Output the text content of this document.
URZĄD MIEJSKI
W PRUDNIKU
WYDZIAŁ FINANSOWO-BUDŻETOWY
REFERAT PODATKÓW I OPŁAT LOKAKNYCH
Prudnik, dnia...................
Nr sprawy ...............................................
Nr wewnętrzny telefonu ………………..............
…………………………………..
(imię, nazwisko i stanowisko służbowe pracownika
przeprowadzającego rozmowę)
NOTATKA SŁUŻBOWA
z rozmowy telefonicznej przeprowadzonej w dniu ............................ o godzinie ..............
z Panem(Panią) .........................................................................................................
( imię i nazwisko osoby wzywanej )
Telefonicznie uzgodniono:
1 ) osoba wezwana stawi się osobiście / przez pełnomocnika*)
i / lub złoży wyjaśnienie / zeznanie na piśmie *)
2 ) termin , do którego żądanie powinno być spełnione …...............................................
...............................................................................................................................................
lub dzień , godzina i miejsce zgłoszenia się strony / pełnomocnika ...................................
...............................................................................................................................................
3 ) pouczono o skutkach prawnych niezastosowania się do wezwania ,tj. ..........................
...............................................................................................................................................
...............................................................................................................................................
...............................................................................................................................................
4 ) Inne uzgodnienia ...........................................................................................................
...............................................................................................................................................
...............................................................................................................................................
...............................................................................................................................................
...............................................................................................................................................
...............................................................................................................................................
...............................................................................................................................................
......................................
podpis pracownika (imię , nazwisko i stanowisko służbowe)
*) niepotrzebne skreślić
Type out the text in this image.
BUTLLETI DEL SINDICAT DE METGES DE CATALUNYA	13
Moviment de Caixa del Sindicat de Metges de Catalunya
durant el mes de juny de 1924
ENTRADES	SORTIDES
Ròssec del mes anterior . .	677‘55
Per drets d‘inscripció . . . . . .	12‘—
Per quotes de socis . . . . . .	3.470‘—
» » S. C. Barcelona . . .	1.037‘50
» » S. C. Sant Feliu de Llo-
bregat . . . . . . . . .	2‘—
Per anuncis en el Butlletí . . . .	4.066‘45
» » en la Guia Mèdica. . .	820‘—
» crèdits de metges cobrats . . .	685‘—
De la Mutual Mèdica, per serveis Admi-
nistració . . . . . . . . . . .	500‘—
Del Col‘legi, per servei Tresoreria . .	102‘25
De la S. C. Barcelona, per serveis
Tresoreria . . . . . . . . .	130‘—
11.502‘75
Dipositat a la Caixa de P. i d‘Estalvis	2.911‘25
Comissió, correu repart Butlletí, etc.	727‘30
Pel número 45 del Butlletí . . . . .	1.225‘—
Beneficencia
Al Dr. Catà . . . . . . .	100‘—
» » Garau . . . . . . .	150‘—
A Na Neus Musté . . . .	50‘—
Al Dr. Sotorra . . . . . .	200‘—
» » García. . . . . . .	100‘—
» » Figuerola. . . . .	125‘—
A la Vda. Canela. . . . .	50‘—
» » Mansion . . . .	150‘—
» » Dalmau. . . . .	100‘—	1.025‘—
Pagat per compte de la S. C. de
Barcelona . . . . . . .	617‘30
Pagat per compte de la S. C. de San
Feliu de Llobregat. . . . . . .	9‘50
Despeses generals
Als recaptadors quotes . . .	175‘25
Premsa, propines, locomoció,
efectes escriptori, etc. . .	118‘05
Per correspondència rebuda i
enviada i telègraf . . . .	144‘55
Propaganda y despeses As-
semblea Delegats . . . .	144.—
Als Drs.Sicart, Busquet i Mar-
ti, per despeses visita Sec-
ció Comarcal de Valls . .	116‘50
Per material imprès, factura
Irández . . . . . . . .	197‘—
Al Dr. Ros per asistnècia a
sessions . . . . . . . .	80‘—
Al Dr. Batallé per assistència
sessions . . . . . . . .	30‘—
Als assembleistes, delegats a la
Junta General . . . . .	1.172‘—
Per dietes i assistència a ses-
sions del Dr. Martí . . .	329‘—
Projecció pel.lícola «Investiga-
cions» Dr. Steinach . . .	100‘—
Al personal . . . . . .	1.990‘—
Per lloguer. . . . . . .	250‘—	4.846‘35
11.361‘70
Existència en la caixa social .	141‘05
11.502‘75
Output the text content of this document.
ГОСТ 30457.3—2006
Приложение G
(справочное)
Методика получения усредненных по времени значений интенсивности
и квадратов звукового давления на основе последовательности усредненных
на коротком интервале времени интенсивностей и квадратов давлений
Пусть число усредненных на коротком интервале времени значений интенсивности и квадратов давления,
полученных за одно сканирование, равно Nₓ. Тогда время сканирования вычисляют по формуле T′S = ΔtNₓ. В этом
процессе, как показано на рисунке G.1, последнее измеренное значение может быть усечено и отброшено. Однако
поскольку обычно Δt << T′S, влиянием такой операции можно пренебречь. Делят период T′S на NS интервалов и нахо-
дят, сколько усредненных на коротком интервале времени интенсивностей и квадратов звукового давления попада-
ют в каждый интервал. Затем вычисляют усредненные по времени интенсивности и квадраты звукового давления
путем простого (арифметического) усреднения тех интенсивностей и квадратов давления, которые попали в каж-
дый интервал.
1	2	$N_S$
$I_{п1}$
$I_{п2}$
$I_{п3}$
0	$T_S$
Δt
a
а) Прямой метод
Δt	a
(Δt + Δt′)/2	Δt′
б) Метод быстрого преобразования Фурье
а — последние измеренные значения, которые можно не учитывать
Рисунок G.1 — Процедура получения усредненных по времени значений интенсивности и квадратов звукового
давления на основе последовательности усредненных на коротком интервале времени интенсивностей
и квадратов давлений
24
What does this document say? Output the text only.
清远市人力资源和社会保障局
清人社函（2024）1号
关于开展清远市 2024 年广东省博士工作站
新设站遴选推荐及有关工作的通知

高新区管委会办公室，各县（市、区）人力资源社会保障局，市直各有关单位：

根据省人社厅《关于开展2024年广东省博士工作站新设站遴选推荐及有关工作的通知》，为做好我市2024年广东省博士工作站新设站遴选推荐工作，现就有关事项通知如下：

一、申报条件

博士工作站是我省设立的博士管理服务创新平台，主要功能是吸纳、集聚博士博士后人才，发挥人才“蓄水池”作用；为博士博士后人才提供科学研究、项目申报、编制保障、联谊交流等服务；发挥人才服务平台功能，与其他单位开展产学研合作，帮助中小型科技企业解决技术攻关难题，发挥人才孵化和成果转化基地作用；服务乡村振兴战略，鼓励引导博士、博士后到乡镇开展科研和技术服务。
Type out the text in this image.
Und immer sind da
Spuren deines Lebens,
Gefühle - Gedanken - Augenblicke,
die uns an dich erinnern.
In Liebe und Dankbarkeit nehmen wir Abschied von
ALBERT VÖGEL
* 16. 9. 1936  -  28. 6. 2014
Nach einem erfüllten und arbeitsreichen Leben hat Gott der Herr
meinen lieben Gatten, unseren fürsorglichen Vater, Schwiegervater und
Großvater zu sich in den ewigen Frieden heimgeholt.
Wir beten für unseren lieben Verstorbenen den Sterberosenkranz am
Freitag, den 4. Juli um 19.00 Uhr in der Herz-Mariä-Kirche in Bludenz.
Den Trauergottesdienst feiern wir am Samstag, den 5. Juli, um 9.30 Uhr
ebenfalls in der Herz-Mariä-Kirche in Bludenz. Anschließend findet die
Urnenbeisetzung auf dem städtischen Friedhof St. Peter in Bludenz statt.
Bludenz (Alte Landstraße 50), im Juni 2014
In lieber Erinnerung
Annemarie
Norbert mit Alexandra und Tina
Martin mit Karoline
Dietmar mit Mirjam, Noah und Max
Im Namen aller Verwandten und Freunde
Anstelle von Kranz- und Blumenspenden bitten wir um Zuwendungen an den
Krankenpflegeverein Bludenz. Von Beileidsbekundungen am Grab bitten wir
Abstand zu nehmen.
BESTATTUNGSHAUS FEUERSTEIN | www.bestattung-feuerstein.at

######

**SHORT PROBLEM:**
Faithfully copy every entry, leaving nothing out.

**COMPLETE ANSWER:**
Output the text content of this document.
URZĄD MIEJSKI
W PRUDNIKU
WYDZIAŁ FINANSOWO-BUDŻETOWY
REFERAT PODATKÓW I OPŁAT LOKAKNYCH
Prudnik, dnia...................
Nr sprawy ...............................................
Nr wewnętrzny telefonu ………………..............
…………………………………..
(imię, nazwisko i stanowisko służbowe pracownika
przeprowadzającego rozmowę)
NOTATKA SŁUŻBOWA
z rozmowy telefonicznej przeprowadzonej w dniu ............................ o godzinie ..............
z Panem(Panią) .........................................................................................................
( imię i nazwisko osoby wzywanej )
Telefonicznie uzgodniono:
1 ) osoba wezwana stawi się osobiście / przez pełnomocnika*)
i / lub złoży wyjaśnienie / zeznanie na piśmie *)
2 ) termin , do którego żądanie powinno być spełnione …...............................................
...............................................................................................................................................
lub dzień , godzina i miejsce zgłoszenia się strony / pełnomocnika ...................................
...............................................................................................................................................
3 ) pouczono o skutkach prawnych niezastosowania się do wezwania ,tj. ..........................
...............................................................................................................................................
...............................................................................................................................................
...............................................................................................................................................
4 ) Inne uzgodnienia ...........................................................................................................
...............................................................................................................................................
...............................................................................................................................................
...............................................................................................................................................
...............................................................................................................................................
...............................................................................................................................................
...............................................................................................................................................
......................................
podpis pracownika (imię , nazwisko i stanowisko służbowe)
*) niepotrzebne skreślić
Type out the text in this image.
BUTLLETI DEL SINDICAT DE METGES DE CATALUNYA	13
Moviment de Caixa del Sindicat de Metges de Catalunya
durant el mes de juny de 1924
ENTRADES	SORTIDES
Ròssec del mes anterior . .	677‘55
Per drets d‘inscripció . . . . . .	12‘—
Per quotes de socis . . . . . .	3.470‘—
» » S. C. Barcelona . . .	1.037‘50
» » S. C. Sant Feliu de Llo-
bregat . . . . . . . . .	2‘—
Per anuncis en el Butlletí . . . .	4.066‘45
» » en la Guia Mèdica. . .	820‘—
» crèdits de metges cobrats . . .	685‘—
De la Mutual Mèdica, per serveis Admi-
nistració . . . . . . . . . . .	500‘—
Del Col‘legi, per servei Tresoreria . .	102‘25
De la S. C. Barcelona, per serveis
Tresoreria . . . . . . . . .	130‘—
11.502‘75
Dipositat a la Caixa de P. i d‘Estalvis	2.911‘25
Comissió, correu repart Butlletí, etc.	727‘30
Pel número 45 del Butlletí . . . . .	1.225‘—
Beneficencia
Al Dr. Catà . . . . . . .	100‘—
» » Garau . . . . . . .	150‘—
A Na Neus Musté . . . .	50‘—
Al Dr. Sotorra . . . . . .	200‘—
» » García. . . . . . .	100‘—
» » Figuerola. . . . .	125‘—
A la Vda. Canela. . . . .	50‘—
» » Mansion . . . .	150‘—
» » Dalmau. . . . .	100‘—	1.025‘—
Pagat per compte de la S. C. de
Barcelona . . . . . . .	617‘30
Pagat per compte de la S. C. de San
Feliu de Llobregat. . . . . . .	9‘50
Despeses generals
Als recaptadors quotes . . .	175‘25
Premsa, propines, locomoció,
efectes escriptori, etc. . .	118‘05
Per correspondència rebuda i
enviada i telègraf . . . .	144‘55
Propaganda y despeses As-
semblea Delegats . . . .	144.—
Als Drs.Sicart, Busquet i Mar-
ti, per despeses visita Sec-
ció Comarcal de Valls . .	116‘50
Per material imprès, factura
Irández . . . . . . . .	197‘—
Al Dr. Ros per asistnècia a
sessions . . . . . . . .	80‘—
Al Dr. Batallé per assistència
sessions . . . . . . . .	30‘—
Als assembleistes, delegats a la
Junta General . . . . .	1.172‘—
Per dietes i assistència a ses-
sions del Dr. Martí . . .	329‘—
Projecció pel.lícola «Investiga-
cions» Dr. Steinach . . .	100‘—
Al personal . . . . . .	1.990‘—
Per lloguer. . . . . . .	250‘—	4.846‘35
11.361‘70
Existència en la caixa social .	141‘05
11.502‘75
Output the text content of this document.
ГОСТ 30457.3—2006
Приложение G
(справочное)
Методика получения усредненных по времени значений интенсивности
и квадратов звукового давления на основе последовательности усредненных
на коротком интервале времени интенсивностей и квадратов давлений
Пусть число усредненных на коротком интервале времени значений интенсивности и квадратов давления,
полученных за одно сканирование, равно Nₓ. Тогда время сканирования вычисляют по формуле T′S = ΔtNₓ. В этом
процессе, как показано на рисунке G.1, последнее измеренное значение может быть усечено и отброшено. Однако
поскольку обычно Δt << T′S, влиянием такой операции можно пренебречь. Делят период T′S на NS интервалов и нахо-
дят, сколько усредненных на коротком интервале времени интенсивностей и квадратов звукового давления попада-
ют в каждый интервал. Затем вычисляют усредненные по времени интенсивности и квадраты звукового давления
путем простого (арифметического) усреднения тех интенсивностей и квадратов давления, которые попали в каж-
дый интервал.
1	2	$N_S$
$I_{п1}$
$I_{п2}$
$I_{п3}$
0	$T_S$
Δt
a
а) Прямой метод
Δt	a
(Δt + Δt′)/2	Δt′
б) Метод быстрого преобразования Фурье
а — последние измеренные значения, которые можно не учитывать
Рисунок G.1 — Процедура получения усредненных по времени значений интенсивности и квадратов звукового
давления на основе последовательности усредненных на коротком интервале времени интенсивностей
и квадратов давлений
24
What does this document say? Output the text only.
清远市人力资源和社会保障局
清人社函（2024）1号
关于开展清远市 2024 年广东省博士工作站
新设站遴选推荐及有关工作的通知

高新区管委会办公室，各县（市、区）人力资源社会保障局，市直各有关单位：

根据省人社厅《关于开展2024年广东省博士工作站新设站遴选推荐及有关工作的通知》，为做好我市2024年广东省博士工作站新设站遴选推荐工作，现就有关事项通知如下：

一、申报条件

博士工作站是我省设立的博士管理服务创新平台，主要功能是吸纳、集聚博士博士后人才，发挥人才“蓄水池”作用；为博士博士后人才提供科学研究、项目申报、编制保障、联谊交流等服务；发挥人才服务平台功能，与其他单位开展产学研合作，帮助中小型科技企业解决技术攻关难题，发挥人才孵化和成果转化基地作用；服务乡村振兴战略，鼓励引导博士、博士后到乡镇开展科研和技术服务。
Type out the text in this image.
Und immer sind da
Spuren deines Lebens,
Gefühle - Gedanken - Augenblicke,
die uns an dich erinnern.
In Liebe und Dankbarkeit nehmen wir Abschied von
ALBERT VÖGEL
* 16. 9. 1936  -  28. 6. 2014
Nach einem erfüllten und arbeitsreichen Leben hat Gott der Herr
meinen lieben Gatten, unseren fürsorglichen Vater, Schwiegervater und
Großvater zu sich in den ewigen Frieden heimgeholt.
Wir beten für unseren lieben Verstorbenen den Sterberosenkranz am
Freitag, den 4. Juli um 19.00 Uhr in der Herz-Mariä-Kirche in Bludenz.
Den Trauergottesdienst feiern wir am Samstag, den 5. Juli, um 9.30 Uhr
ebenfalls in der Herz-Mariä-Kirche in Bludenz. Anschließend findet die
Urnenbeisetzung auf dem städtischen Friedhof St. Peter in Bludenz statt.
Bludenz (Alte Landstraße 50), im Juni 2014
In lieber Erinnerung
Annemarie
Norbert mit Alexandra und Tina
Martin mit Karoline
Dietmar mit Mirjam, Noah und Max
Im Namen aller Verwandten und Freunde
Anstelle von Kranz- und Blumenspenden bitten wir um Zuwendungen an den
Krankenpflegeverein Bludenz. Von Beileidsbekundungen am Grab bitten wir
Abstand zu nehmen.
BESTATTUNGSHAUS FEUERSTEIN | www.bestattung-feuerstein.at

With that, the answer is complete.